> **PROBLEM DESCRIPTION**: Copy out all the lines in the records that include the word "period".
::::
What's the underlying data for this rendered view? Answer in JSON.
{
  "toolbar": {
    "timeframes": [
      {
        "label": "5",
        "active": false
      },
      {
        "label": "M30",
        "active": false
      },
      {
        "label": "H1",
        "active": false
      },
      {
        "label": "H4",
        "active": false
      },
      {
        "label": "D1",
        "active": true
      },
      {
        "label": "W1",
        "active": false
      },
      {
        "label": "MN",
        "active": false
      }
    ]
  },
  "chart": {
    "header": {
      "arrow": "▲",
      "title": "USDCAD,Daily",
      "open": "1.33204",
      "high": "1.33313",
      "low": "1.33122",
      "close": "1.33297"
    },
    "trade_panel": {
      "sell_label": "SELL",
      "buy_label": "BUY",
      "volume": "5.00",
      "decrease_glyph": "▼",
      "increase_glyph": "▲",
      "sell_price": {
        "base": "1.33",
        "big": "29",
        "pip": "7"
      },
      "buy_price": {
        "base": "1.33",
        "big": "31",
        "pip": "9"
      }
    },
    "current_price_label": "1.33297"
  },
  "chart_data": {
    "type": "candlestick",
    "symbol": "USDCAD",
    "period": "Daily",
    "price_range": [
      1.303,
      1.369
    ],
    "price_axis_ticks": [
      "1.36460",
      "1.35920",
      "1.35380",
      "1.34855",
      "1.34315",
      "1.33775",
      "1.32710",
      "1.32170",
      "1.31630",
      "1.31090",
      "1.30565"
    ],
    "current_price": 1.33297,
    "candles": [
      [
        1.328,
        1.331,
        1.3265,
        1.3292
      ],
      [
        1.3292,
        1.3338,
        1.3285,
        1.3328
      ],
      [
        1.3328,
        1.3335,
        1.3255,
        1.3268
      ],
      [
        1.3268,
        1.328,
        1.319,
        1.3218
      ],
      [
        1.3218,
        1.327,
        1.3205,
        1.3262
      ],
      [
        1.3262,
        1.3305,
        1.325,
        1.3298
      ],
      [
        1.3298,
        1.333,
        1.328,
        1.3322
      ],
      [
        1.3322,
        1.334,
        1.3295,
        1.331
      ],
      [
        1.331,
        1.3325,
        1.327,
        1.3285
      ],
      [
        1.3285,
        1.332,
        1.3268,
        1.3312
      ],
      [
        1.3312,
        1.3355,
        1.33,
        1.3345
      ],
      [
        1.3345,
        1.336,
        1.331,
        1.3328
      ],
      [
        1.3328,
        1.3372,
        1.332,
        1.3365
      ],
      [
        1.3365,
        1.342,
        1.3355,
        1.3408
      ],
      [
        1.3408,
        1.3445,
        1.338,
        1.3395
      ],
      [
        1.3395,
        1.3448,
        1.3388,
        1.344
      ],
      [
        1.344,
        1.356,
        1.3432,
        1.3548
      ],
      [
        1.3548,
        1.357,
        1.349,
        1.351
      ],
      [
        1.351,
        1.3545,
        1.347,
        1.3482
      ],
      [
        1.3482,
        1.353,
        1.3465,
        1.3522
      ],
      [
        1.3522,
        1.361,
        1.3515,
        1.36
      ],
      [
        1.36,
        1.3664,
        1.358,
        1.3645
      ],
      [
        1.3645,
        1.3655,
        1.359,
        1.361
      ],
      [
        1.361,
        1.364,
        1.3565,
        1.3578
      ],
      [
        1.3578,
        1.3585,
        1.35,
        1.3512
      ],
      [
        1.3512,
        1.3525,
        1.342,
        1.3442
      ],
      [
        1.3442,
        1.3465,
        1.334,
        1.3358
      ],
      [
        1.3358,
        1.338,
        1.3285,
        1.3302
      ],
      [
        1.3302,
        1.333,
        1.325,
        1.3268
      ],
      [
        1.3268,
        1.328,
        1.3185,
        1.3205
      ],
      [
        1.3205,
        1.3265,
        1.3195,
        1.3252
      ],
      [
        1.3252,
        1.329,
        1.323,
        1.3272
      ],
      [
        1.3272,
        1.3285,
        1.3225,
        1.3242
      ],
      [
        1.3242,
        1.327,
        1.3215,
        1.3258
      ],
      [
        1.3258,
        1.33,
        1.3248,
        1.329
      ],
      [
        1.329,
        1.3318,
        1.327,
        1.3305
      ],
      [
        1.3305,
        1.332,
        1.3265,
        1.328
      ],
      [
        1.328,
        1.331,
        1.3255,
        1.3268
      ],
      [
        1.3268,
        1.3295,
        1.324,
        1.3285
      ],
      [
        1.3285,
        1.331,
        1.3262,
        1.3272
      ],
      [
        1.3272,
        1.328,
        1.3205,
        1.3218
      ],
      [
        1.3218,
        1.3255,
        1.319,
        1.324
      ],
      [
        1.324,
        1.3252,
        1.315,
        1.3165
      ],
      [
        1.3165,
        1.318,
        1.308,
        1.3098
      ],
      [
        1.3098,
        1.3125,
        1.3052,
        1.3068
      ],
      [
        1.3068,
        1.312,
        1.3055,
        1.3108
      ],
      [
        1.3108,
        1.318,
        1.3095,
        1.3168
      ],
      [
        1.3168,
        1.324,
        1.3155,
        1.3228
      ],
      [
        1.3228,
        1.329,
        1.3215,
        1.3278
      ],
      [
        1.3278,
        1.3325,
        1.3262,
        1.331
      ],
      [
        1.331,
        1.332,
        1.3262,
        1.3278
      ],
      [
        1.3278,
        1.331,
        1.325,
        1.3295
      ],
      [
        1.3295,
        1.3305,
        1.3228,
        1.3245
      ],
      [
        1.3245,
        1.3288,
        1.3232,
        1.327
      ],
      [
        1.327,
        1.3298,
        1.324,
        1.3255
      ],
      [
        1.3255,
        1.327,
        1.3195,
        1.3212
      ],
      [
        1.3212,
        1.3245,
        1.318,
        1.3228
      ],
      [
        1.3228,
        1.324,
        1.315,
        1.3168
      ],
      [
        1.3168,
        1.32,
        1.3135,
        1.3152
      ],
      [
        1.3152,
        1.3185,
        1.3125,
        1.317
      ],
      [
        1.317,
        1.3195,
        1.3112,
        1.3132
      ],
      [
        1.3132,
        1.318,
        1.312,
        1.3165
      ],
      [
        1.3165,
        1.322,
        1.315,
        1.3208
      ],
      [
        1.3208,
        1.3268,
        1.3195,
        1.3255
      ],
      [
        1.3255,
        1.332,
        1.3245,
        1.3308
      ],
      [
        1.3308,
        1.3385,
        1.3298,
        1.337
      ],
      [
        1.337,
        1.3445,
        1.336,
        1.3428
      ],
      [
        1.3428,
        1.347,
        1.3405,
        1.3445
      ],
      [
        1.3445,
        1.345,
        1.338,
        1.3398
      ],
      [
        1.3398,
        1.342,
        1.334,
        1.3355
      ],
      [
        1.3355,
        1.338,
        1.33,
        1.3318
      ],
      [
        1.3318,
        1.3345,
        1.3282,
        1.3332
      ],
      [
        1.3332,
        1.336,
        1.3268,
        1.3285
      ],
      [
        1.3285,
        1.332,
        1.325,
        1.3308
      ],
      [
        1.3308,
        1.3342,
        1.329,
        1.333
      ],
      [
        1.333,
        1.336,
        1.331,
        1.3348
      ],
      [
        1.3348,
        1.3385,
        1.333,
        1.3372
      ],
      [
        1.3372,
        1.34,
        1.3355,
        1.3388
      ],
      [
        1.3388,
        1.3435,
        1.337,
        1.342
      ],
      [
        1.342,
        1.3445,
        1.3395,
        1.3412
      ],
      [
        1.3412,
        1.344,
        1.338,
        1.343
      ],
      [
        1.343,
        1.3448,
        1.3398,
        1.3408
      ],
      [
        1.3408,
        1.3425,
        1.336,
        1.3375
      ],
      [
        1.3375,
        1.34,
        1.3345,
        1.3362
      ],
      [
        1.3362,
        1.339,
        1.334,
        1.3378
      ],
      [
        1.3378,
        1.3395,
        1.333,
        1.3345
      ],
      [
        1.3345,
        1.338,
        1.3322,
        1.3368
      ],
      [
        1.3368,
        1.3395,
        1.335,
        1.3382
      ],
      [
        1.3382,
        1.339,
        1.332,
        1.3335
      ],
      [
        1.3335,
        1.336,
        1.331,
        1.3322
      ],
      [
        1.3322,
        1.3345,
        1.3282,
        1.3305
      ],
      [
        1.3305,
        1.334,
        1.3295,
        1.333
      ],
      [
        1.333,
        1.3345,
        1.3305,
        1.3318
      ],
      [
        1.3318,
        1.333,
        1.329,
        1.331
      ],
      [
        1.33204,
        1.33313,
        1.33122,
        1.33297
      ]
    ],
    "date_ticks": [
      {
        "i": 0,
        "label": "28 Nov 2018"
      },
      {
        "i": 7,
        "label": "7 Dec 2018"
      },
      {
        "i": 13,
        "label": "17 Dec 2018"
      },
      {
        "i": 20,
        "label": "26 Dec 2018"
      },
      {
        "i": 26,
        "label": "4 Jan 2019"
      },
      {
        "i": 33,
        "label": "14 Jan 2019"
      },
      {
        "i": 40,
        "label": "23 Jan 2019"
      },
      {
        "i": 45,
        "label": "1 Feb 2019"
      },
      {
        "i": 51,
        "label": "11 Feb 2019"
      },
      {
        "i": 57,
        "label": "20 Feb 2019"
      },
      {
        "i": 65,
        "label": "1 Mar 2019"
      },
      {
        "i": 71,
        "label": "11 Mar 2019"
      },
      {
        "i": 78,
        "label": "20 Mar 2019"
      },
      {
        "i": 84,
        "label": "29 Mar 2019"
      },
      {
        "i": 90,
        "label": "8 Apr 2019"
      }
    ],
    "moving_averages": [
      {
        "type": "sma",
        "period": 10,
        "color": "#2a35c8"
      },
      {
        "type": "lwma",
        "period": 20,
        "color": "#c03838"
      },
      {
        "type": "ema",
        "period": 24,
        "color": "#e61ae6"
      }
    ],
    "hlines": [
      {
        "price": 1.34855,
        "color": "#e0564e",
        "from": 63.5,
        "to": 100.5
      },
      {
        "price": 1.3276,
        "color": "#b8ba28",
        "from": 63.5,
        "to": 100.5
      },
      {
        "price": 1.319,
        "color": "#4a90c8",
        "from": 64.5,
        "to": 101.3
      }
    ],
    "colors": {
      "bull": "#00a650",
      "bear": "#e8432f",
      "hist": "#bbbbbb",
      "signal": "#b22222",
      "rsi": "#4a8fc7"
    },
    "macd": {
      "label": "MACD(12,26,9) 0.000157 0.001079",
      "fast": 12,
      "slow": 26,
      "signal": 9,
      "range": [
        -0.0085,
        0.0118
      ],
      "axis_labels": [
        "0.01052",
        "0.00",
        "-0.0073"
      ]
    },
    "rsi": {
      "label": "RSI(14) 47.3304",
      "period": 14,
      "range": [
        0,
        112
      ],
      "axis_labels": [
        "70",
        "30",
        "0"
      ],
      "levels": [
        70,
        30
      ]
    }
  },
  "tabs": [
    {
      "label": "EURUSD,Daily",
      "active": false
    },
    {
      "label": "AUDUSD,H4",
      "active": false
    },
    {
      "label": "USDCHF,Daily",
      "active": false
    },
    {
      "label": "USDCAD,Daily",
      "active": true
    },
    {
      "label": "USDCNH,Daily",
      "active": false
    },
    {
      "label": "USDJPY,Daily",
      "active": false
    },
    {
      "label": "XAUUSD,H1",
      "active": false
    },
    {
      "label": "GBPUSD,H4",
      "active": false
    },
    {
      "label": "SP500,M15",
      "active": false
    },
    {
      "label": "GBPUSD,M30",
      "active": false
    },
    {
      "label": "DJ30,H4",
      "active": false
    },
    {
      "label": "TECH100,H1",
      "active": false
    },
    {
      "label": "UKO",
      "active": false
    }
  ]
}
::::
> **OUTPUT FOR THIS TASK**:
    "period": "Daily",
        "period": 10,
        "period": 20,
        "period": 24,
      "period": 14,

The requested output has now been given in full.